• _WHAT THE TASK ASKS_:
Return the lines of the data below verbatim, from the line containing "group-header-db-pk-st: DB PK" up to and including the line containing "activity-item: • NFLPA Meeting bbox=[407, 628, 553, 644]".

(Records from a dataset)
(begin)

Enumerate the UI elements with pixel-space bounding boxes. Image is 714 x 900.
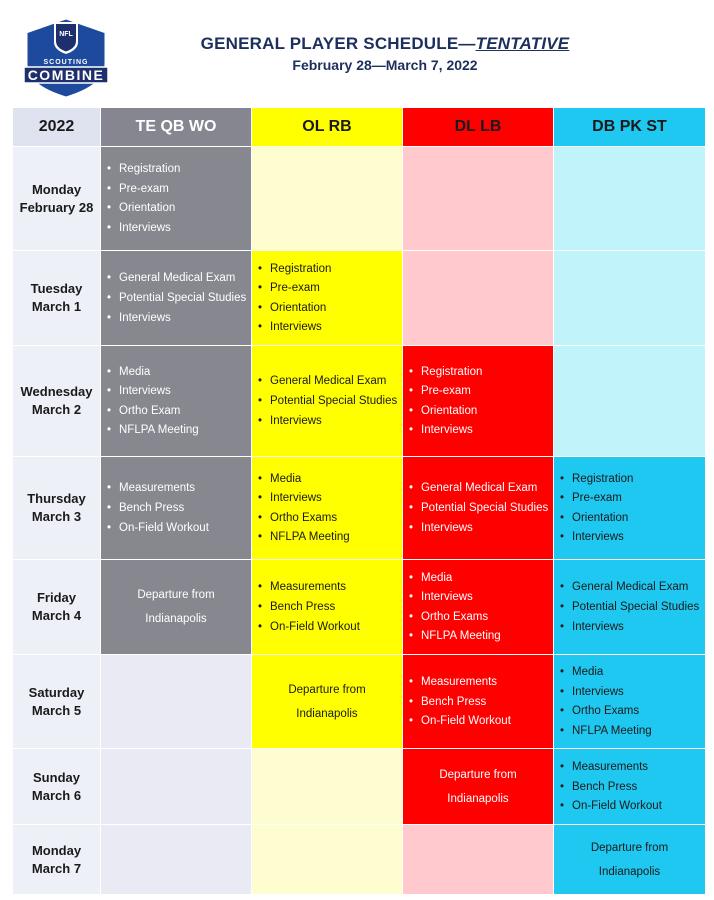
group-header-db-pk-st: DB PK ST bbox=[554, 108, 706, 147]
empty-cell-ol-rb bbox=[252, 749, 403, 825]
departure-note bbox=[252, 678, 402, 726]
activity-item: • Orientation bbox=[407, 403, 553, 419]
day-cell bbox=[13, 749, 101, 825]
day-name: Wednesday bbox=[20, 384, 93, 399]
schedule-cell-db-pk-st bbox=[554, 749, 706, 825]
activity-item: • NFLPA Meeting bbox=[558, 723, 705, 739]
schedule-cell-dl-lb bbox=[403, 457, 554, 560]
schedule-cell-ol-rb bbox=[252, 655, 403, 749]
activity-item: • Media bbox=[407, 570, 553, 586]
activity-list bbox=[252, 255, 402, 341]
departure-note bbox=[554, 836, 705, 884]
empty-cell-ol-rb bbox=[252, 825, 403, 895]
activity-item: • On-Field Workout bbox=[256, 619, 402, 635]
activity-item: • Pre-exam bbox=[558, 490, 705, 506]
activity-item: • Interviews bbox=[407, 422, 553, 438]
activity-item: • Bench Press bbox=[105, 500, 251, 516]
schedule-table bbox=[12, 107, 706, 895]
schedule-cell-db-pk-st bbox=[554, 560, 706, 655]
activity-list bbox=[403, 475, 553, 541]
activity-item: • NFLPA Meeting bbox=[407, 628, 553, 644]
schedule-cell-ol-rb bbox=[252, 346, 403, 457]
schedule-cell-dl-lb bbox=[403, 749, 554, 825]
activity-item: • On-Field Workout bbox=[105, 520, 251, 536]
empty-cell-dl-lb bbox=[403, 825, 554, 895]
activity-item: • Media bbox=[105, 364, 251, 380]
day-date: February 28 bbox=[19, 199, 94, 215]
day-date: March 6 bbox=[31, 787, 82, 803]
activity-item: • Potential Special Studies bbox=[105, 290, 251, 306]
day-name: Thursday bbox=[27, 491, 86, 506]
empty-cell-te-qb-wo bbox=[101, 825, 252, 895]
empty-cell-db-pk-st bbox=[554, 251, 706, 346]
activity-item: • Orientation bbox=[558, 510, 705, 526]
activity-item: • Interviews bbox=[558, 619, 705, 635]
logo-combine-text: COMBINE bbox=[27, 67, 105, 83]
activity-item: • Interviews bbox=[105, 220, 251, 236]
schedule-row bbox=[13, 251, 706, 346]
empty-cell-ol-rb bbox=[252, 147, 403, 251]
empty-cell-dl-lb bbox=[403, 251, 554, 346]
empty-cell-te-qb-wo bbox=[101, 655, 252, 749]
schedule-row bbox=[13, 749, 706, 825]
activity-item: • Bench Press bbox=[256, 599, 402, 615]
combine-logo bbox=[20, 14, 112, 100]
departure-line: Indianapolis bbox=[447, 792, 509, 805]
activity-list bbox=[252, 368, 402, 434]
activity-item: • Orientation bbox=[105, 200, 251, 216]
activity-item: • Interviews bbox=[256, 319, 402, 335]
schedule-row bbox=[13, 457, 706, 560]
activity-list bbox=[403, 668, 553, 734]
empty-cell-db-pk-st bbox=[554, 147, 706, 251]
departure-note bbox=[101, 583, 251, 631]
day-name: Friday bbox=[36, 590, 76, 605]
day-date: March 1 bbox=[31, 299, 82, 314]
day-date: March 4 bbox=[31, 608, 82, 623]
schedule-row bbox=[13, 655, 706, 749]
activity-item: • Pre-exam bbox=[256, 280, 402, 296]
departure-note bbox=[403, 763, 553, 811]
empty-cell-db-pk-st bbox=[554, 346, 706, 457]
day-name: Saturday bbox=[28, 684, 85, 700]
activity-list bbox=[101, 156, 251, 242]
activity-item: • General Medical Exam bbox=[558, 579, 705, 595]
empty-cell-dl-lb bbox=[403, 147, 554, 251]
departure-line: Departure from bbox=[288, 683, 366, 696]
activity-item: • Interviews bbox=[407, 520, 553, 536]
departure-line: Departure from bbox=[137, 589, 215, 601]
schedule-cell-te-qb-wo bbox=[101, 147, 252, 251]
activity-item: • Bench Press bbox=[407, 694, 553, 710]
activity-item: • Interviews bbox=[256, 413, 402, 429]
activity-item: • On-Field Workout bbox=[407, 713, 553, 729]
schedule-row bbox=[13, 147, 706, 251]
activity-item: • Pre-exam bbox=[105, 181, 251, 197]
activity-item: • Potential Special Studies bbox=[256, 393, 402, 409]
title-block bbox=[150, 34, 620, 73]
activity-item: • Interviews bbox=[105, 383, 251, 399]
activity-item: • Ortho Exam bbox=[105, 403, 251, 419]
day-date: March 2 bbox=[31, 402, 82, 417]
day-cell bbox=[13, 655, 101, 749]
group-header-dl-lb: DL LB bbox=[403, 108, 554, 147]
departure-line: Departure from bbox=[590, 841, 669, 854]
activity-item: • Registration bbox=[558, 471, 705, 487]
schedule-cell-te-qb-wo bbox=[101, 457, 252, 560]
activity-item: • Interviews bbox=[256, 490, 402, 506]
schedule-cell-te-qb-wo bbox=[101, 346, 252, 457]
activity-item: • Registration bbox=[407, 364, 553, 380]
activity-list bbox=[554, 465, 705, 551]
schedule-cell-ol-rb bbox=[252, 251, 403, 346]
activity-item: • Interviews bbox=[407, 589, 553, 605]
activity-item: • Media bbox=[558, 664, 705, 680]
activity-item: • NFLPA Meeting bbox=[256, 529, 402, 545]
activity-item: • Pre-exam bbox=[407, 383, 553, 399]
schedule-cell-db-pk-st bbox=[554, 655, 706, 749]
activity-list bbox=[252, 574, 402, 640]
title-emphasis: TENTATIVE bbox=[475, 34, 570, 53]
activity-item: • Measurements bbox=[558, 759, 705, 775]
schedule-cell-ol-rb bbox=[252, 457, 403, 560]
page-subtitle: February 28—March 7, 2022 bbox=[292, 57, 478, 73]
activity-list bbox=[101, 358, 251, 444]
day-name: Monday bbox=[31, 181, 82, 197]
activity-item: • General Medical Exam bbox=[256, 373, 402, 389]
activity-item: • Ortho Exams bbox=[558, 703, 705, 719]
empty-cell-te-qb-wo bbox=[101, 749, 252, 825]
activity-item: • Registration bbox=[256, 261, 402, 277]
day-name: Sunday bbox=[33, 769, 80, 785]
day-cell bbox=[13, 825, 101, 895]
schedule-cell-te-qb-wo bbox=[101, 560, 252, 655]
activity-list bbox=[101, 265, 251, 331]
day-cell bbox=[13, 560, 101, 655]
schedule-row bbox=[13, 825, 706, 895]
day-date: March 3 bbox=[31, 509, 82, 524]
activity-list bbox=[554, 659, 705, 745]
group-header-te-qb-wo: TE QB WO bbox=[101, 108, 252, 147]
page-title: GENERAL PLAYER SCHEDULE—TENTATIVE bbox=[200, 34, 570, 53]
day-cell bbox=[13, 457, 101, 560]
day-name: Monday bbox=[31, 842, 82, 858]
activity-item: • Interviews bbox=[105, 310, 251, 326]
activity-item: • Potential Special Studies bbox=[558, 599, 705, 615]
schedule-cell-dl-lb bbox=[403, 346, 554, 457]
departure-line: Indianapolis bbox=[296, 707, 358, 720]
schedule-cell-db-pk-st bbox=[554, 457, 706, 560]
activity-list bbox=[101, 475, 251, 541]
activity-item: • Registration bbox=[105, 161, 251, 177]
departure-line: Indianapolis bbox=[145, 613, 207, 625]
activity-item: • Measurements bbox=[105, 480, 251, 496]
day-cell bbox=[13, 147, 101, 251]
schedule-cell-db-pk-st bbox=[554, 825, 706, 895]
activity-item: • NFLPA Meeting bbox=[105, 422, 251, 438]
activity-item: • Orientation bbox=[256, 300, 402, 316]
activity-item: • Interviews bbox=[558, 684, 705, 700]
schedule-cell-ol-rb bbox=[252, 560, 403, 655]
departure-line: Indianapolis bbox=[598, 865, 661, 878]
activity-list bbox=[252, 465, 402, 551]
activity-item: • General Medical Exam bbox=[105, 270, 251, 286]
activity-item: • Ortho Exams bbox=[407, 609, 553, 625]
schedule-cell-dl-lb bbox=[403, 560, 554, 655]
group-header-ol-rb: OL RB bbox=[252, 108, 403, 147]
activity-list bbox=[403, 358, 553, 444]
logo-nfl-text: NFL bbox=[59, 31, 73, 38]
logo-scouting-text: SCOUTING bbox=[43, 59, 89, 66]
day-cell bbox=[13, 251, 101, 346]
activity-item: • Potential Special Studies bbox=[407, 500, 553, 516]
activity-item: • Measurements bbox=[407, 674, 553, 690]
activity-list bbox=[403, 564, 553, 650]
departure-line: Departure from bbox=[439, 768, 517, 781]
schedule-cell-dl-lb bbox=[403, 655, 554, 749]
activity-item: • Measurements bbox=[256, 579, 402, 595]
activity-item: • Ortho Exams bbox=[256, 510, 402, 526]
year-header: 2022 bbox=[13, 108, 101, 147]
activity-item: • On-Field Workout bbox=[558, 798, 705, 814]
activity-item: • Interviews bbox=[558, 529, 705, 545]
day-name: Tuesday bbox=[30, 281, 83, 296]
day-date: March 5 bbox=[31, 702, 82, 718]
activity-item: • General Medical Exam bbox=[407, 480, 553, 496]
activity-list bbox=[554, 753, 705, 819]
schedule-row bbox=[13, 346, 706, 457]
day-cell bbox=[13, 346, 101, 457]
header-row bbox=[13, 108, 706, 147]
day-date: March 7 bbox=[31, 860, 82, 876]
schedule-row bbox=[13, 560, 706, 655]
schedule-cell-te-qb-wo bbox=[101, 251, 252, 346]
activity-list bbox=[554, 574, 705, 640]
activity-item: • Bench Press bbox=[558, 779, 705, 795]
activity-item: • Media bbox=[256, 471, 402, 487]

(end)

• _EXERCISE OUTPUT_:
group-header-db-pk-st: DB PK ST bbox=[554, 108, 706, 147]
empty-cell-ol-rb bbox=[252, 749, 403, 825]
departure-note bbox=[252, 678, 402, 726]
activity-item: • Orientation bbox=[407, 403, 553, 419]
day-cell bbox=[13, 749, 101, 825]
day-name: Wednesday bbox=[20, 384, 93, 399]
schedule-cell-db-pk-st bbox=[554, 749, 706, 825]
activity-item: • NFLPA Meeting bbox=[558, 723, 705, 739]
schedule-cell-dl-lb bbox=[403, 457, 554, 560]
schedule-cell-ol-rb bbox=[252, 655, 403, 749]
activity-item: • Media bbox=[407, 570, 553, 586]
activity-list bbox=[252, 255, 402, 341]
departure-note bbox=[554, 836, 705, 884]
empty-cell-ol-rb bbox=[252, 825, 403, 895]
activity-item: • On-Field Workout bbox=[256, 619, 402, 635]
activity-item: • Pre-exam bbox=[558, 490, 705, 506]
activity-item: • Interviews bbox=[407, 422, 553, 438]
activity-item: • Bench Press bbox=[105, 500, 251, 516]
schedule-table bbox=[12, 107, 706, 895]
schedule-cell-db-pk-st bbox=[554, 560, 706, 655]
activity-list bbox=[403, 475, 553, 541]
activity-item: • NFLPA Meeting bbox=[407, 628, 553, 644]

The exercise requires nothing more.